Aim
Transcribe all of the material exactly.
--- Start ---
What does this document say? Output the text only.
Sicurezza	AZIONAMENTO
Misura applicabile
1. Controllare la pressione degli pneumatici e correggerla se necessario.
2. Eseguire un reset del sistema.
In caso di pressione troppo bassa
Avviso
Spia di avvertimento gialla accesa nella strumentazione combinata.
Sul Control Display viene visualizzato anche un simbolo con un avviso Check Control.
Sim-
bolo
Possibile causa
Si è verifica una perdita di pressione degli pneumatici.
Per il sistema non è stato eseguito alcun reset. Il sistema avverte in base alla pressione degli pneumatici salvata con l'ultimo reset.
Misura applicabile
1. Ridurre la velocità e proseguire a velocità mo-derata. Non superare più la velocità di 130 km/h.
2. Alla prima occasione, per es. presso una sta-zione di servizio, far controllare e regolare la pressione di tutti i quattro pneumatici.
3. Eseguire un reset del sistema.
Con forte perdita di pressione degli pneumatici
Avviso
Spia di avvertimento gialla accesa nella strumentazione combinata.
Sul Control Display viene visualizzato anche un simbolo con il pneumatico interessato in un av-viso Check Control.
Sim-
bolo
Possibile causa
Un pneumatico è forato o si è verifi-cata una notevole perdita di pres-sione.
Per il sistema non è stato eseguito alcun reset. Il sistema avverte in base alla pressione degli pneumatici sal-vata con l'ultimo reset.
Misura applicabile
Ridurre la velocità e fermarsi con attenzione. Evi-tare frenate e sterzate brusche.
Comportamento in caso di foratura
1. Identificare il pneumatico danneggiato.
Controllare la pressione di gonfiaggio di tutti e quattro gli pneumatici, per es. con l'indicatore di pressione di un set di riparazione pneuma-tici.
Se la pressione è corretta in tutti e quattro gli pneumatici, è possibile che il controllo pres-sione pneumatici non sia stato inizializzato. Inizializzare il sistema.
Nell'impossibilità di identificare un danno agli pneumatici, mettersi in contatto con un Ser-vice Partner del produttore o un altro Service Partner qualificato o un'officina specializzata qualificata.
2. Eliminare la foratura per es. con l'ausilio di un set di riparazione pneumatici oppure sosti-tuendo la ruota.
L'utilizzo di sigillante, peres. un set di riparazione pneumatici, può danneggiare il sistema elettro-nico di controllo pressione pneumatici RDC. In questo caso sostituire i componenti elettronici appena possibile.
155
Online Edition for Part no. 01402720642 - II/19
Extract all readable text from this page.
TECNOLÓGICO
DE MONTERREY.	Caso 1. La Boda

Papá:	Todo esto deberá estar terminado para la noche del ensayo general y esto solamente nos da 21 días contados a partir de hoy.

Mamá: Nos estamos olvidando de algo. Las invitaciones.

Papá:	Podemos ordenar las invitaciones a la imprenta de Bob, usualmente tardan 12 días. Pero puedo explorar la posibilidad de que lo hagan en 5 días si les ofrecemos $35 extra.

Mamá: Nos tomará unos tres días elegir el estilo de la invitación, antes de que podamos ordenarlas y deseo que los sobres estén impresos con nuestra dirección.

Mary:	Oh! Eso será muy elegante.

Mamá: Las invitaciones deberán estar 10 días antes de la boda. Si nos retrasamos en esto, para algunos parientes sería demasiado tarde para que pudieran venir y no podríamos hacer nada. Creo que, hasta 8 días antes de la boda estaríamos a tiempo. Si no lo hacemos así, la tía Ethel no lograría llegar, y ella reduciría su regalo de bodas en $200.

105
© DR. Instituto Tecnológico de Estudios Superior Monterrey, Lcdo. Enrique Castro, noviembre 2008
--- End ---
Reply
What does this document say? Output the text only.
Sicurezza	AZIONAMENTO
Misura applicabile
1. Controllare la pressione degli pneumatici e correggerla se necessario.
2. Eseguire un reset del sistema.
In caso di pressione troppo bassa
Avviso
Spia di avvertimento gialla accesa nella strumentazione combinata.
Sul Control Display viene visualizzato anche un simbolo con un avviso Check Control.
Sim-
bolo
Possibile causa
Si è verifica una perdita di pressione degli pneumatici.
Per il sistema non è stato eseguito alcun reset. Il sistema avverte in base alla pressione degli pneumatici salvata con l'ultimo reset.
Misura applicabile
1. Ridurre la velocità e proseguire a velocità mo-derata. Non superare più la velocità di 130 km/h.
2. Alla prima occasione, per es. presso una sta-zione di servizio, far controllare e regolare la pressione di tutti i quattro pneumatici.
3. Eseguire un reset del sistema.
Con forte perdita di pressione degli pneumatici
Avviso
Spia di avvertimento gialla accesa nella strumentazione combinata.
Sul Control Display viene visualizzato anche un simbolo con il pneumatico interessato in un av-viso Check Control.
Sim-
bolo
Possibile causa
Un pneumatico è forato o si è verifi-cata una notevole perdita di pres-sione.
Per il sistema non è stato eseguito alcun reset. Il sistema avverte in base alla pressione degli pneumatici sal-vata con l'ultimo reset.
Misura applicabile
Ridurre la velocità e fermarsi con attenzione. Evi-tare frenate e sterzate brusche.
Comportamento in caso di foratura
1. Identificare il pneumatico danneggiato.
Controllare la pressione di gonfiaggio di tutti e quattro gli pneumatici, per es. con l'indicatore di pressione di un set di riparazione pneuma-tici.
Se la pressione è corretta in tutti e quattro gli pneumatici, è possibile che il controllo pres-sione pneumatici non sia stato inizializzato. Inizializzare il sistema.
Nell'impossibilità di identificare un danno agli pneumatici, mettersi in contatto con un Ser-vice Partner del produttore o un altro Service Partner qualificato o un'officina specializzata qualificata.
2. Eliminare la foratura per es. con l'ausilio di un set di riparazione pneumatici oppure sosti-tuendo la ruota.
L'utilizzo di sigillante, peres. un set di riparazione pneumatici, può danneggiare il sistema elettro-nico di controllo pressione pneumatici RDC. In questo caso sostituire i componenti elettronici appena possibile.
155
Online Edition for Part no. 01402720642 - II/19
Extract all readable text from this page.
TECNOLÓGICO
DE MONTERREY.	Caso 1. La Boda

Papá:	Todo esto deberá estar terminado para la noche del ensayo general y esto solamente nos da 21 días contados a partir de hoy.

Mamá: Nos estamos olvidando de algo. Las invitaciones.

Papá:	Podemos ordenar las invitaciones a la imprenta de Bob, usualmente tardan 12 días. Pero puedo explorar la posibilidad de que lo hagan en 5 días si les ofrecemos $35 extra.

Mamá: Nos tomará unos tres días elegir el estilo de la invitación, antes de que podamos ordenarlas y deseo que los sobres estén impresos con nuestra dirección.

Mary:	Oh! Eso será muy elegante.

Mamá: Las invitaciones deberán estar 10 días antes de la boda. Si nos retrasamos en esto, para algunos parientes sería demasiado tarde para que pudieran venir y no podríamos hacer nada. Creo que, hasta 8 días antes de la boda estaríamos a tiempo. Si no lo hacemos así, la tía Ethel no lograría llegar, y ella reduciría su regalo de bodas en $200.

105
© DR. Instituto Tecnológico de Estudios Superior Monterrey, Lcdo. Enrique Castro, noviembre 2008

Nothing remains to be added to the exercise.